--- start Raw records ---
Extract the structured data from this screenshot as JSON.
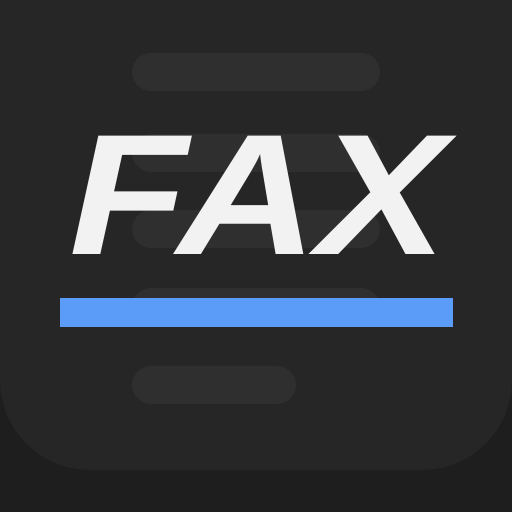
{
  "app_icon": {
    "wordmark": "FAX",
    "colors": {
      "background": "#1e1e1e",
      "tile": "#262626",
      "placeholder_lines": "#2f2f2f",
      "wordmark": "#f2f2f2",
      "accent_underline": "#5b9cf8"
    }
  }
}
--- end Raw records ---
### Task details
Keep the pictures out of the copy and return the rest of the data above exactly.

### Written answer
Extract the structured data from this screenshot as JSON.
{
  "app_icon": {
    "wordmark": "FAX",
    "colors": {
      "background": "#1e1e1e",
      "tile": "#262626",
      "placeholder_lines": "#2f2f2f",
      "wordmark": "#f2f2f2",
      "accent_underline": "#5b9cf8"
    }
  }
}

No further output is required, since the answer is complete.